▶ [Listed entries]

◇ ◇ ◇ ◇

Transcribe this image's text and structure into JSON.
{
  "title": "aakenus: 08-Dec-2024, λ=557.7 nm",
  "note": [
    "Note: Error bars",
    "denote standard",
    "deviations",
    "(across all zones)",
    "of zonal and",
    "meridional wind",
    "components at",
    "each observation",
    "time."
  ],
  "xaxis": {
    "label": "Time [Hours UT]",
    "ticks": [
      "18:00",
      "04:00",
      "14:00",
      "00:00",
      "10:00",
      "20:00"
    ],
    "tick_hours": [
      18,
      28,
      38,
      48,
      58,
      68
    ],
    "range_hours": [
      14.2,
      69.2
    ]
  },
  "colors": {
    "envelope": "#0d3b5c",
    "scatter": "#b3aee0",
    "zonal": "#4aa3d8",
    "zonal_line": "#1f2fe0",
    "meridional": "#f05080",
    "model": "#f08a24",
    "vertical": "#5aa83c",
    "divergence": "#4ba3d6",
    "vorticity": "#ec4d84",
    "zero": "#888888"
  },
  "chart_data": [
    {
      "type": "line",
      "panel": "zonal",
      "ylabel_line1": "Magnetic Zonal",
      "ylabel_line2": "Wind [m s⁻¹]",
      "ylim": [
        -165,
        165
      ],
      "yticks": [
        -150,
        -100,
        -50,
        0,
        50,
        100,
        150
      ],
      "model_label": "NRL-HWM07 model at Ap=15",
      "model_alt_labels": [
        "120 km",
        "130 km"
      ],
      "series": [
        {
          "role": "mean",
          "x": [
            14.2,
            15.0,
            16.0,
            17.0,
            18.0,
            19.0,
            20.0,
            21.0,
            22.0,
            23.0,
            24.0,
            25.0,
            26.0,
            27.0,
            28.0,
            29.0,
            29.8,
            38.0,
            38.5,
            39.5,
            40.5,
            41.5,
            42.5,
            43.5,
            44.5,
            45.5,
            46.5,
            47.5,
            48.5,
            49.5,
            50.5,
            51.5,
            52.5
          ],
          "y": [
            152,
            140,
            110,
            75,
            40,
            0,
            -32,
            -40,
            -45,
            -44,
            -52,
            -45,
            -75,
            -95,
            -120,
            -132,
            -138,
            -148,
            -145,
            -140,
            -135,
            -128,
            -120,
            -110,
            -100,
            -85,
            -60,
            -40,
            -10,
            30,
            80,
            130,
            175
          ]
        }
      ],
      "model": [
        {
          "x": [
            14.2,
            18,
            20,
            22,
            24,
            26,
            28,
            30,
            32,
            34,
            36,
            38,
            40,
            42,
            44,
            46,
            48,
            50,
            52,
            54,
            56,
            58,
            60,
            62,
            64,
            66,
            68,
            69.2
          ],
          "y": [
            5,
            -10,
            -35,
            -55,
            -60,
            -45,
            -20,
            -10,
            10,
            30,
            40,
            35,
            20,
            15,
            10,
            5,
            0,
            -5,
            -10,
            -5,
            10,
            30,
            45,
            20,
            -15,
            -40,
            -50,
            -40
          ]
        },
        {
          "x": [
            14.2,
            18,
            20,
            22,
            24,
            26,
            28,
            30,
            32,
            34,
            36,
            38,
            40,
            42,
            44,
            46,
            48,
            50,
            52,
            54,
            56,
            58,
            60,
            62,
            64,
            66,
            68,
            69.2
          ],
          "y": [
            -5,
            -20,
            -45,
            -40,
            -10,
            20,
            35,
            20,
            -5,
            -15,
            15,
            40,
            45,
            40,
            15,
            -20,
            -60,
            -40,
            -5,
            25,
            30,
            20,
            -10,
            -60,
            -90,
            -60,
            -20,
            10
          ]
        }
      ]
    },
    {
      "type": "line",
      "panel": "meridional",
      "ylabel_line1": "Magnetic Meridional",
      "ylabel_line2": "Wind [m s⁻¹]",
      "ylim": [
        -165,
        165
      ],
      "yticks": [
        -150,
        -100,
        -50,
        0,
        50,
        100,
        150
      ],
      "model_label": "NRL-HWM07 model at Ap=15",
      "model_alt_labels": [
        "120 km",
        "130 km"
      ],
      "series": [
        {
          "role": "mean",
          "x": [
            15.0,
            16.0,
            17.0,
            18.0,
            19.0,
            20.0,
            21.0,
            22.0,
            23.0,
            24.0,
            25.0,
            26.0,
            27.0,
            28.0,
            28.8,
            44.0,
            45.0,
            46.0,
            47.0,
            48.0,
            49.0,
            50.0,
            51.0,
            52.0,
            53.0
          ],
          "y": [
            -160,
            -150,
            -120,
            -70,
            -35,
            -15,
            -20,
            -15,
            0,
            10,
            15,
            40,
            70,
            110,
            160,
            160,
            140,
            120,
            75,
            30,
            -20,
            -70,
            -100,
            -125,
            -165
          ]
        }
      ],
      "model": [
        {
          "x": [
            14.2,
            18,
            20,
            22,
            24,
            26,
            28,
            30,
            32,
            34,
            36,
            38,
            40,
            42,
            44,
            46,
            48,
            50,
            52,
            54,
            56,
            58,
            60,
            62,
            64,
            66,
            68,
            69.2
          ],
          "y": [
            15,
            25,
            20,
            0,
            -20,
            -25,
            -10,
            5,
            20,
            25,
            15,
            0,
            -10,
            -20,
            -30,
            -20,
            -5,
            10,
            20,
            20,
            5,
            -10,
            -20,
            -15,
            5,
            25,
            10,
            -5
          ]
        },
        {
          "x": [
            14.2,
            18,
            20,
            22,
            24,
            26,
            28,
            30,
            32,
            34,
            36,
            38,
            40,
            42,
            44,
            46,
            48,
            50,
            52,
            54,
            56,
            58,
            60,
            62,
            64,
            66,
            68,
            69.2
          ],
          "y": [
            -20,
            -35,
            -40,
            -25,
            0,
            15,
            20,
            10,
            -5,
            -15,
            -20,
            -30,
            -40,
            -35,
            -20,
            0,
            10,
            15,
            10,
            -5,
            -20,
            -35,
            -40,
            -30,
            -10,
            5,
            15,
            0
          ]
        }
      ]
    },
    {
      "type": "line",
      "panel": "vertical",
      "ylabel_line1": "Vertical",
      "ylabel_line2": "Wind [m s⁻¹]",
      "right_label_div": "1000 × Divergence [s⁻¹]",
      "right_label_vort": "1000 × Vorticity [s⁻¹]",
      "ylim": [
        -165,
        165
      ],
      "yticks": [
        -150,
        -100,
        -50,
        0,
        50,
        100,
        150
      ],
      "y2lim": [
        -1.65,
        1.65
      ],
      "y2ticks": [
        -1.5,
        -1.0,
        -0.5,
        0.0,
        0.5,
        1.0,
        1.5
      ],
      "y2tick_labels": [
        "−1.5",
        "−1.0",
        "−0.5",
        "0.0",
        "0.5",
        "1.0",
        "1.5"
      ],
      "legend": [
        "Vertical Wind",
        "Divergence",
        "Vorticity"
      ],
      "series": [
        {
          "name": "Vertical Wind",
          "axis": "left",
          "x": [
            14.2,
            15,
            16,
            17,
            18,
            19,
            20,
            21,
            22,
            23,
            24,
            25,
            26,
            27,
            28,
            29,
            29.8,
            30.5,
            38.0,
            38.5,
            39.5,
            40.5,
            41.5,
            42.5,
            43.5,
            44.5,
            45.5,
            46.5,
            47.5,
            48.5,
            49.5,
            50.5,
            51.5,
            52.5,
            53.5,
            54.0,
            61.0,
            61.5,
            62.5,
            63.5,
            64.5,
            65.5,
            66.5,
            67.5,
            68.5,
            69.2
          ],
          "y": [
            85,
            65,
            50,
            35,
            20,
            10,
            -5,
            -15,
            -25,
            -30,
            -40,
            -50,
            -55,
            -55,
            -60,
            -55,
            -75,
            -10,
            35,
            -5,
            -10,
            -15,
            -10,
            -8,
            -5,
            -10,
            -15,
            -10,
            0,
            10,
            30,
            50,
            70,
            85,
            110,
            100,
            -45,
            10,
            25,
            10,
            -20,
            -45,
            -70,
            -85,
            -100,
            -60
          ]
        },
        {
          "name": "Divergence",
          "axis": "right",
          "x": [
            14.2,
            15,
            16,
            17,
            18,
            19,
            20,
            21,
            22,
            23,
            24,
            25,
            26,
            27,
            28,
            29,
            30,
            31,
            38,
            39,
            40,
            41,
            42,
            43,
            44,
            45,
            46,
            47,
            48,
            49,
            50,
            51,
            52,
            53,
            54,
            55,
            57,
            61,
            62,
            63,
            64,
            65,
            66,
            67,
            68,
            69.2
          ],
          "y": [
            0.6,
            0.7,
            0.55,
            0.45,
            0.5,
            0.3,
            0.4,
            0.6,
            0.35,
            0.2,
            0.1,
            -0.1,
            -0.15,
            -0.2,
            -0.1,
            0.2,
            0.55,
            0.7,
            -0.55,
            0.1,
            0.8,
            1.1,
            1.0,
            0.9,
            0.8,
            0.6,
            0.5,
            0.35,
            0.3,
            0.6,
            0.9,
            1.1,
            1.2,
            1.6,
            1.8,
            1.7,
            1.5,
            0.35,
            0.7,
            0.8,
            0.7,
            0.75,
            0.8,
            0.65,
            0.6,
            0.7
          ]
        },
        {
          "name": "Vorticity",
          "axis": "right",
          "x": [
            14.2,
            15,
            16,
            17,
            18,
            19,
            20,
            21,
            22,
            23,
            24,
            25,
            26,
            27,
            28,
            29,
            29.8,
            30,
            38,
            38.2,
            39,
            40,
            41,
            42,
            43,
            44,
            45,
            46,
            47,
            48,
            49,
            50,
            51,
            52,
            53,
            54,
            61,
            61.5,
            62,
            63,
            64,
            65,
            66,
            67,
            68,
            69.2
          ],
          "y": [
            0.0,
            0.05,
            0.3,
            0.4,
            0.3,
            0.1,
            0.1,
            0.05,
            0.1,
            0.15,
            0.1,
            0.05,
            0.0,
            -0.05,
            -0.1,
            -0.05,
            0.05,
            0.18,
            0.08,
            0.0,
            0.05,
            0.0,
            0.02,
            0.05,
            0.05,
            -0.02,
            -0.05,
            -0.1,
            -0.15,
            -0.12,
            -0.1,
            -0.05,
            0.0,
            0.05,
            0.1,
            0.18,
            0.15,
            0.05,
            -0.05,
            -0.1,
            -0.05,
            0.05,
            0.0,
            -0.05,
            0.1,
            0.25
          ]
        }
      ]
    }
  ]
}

◇ ◇ ◇ ◇

▶ [Task prompt] Copy all lines from the material that include "panel".

▶ [Complete answer]
      "panel": "zonal",
      "panel": "meridional",
      "panel": "vertical",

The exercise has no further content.